[Given problem]
Go through the lines below and copy each one that holds the string "total".

Begin Data to use

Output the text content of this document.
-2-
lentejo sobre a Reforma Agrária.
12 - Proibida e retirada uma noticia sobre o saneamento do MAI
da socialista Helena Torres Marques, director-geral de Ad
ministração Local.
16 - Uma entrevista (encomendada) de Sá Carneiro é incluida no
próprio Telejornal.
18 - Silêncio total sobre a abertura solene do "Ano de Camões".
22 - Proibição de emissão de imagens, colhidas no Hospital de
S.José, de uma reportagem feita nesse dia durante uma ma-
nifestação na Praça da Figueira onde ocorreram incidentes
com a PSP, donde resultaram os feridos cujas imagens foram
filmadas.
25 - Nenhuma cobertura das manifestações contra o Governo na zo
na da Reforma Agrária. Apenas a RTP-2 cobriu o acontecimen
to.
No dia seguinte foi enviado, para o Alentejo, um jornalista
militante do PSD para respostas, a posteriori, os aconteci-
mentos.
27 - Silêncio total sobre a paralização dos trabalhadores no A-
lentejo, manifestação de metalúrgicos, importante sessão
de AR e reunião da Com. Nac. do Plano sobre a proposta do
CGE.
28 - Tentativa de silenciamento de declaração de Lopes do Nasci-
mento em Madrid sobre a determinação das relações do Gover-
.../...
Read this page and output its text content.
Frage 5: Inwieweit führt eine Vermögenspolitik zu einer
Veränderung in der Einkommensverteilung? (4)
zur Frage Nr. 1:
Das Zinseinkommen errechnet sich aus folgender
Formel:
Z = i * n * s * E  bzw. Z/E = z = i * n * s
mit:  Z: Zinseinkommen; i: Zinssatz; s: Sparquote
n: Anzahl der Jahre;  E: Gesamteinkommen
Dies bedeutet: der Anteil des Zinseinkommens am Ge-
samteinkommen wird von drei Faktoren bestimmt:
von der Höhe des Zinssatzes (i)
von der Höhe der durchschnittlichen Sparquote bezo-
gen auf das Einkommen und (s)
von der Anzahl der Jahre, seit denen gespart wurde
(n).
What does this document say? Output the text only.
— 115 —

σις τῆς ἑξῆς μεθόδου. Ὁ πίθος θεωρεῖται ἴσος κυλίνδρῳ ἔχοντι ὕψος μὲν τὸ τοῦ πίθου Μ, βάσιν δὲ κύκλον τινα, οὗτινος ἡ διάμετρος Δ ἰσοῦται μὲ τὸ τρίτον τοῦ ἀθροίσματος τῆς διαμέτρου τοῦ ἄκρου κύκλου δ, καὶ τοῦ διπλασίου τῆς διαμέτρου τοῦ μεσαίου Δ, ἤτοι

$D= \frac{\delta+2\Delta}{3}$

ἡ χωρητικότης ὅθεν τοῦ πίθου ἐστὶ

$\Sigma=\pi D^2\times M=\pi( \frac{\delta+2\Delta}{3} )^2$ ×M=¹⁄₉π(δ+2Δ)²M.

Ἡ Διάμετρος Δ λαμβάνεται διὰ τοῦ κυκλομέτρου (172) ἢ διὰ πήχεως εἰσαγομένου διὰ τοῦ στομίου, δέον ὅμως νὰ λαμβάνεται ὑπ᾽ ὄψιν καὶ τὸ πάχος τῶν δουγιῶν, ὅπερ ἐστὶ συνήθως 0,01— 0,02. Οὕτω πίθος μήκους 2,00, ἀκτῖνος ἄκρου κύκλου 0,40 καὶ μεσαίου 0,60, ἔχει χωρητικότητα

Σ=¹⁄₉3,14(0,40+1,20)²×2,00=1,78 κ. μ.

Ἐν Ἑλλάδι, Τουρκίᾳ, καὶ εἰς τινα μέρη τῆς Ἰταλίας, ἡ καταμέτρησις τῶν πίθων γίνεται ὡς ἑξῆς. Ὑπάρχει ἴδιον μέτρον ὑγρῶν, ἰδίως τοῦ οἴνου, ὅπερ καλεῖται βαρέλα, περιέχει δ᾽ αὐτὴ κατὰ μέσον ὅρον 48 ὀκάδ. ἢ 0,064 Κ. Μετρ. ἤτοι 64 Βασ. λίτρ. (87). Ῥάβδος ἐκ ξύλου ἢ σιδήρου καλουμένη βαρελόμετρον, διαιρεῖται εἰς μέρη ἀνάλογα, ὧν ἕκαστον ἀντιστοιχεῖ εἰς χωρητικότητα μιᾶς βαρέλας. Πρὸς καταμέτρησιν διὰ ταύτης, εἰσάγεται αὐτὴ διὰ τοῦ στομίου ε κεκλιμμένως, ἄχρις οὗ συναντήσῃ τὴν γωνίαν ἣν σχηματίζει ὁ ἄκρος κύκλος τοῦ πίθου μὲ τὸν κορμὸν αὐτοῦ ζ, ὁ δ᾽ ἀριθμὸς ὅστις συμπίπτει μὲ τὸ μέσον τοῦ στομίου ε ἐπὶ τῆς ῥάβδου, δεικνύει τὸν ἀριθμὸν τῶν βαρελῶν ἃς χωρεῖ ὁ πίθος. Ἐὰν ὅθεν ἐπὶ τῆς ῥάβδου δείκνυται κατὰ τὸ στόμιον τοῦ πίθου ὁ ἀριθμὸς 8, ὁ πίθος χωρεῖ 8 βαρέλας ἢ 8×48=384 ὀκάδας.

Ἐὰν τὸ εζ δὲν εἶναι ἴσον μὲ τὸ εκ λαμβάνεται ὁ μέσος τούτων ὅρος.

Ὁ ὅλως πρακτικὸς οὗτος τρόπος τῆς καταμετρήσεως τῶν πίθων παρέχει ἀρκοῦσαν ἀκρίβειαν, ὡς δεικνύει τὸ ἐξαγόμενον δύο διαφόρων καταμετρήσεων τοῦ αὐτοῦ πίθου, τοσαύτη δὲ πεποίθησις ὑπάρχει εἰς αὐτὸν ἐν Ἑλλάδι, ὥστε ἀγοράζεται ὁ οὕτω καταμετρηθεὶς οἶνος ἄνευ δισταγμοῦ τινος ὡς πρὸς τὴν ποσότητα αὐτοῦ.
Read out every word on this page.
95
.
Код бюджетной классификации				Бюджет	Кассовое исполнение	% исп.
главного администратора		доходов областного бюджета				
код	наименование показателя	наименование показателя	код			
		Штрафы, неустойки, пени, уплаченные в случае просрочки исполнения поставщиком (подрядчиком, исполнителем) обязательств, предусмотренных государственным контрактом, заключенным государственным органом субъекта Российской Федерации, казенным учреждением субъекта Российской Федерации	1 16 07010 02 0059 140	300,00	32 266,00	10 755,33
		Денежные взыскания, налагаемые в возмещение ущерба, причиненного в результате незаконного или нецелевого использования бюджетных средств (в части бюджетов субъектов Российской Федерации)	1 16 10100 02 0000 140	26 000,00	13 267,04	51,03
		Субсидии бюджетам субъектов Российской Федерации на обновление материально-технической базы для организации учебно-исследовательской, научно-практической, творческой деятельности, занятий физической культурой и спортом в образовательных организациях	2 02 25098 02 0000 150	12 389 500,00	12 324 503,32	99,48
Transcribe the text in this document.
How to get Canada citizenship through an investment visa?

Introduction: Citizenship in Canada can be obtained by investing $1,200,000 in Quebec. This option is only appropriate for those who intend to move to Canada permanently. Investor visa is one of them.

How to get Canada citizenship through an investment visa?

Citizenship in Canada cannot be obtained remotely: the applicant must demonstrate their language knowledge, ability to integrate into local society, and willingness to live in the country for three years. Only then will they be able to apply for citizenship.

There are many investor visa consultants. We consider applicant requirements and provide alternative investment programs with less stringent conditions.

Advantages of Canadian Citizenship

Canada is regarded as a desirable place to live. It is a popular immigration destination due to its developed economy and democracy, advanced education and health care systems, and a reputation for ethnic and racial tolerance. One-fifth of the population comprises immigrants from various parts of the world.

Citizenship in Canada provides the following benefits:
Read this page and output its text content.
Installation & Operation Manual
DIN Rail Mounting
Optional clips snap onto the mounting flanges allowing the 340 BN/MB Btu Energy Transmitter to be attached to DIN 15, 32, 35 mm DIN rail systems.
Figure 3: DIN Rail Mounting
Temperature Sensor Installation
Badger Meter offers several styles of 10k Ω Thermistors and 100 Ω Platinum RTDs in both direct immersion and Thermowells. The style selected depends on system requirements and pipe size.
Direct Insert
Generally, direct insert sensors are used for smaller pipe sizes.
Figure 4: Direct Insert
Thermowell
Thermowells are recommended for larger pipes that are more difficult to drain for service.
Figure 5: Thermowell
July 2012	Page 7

End Data to use

[Solution]
18 - Silêncio total sobre a abertura solene do "Ano de Camões".
27 - Silêncio total sobre a paralização dos trabalhadores no A-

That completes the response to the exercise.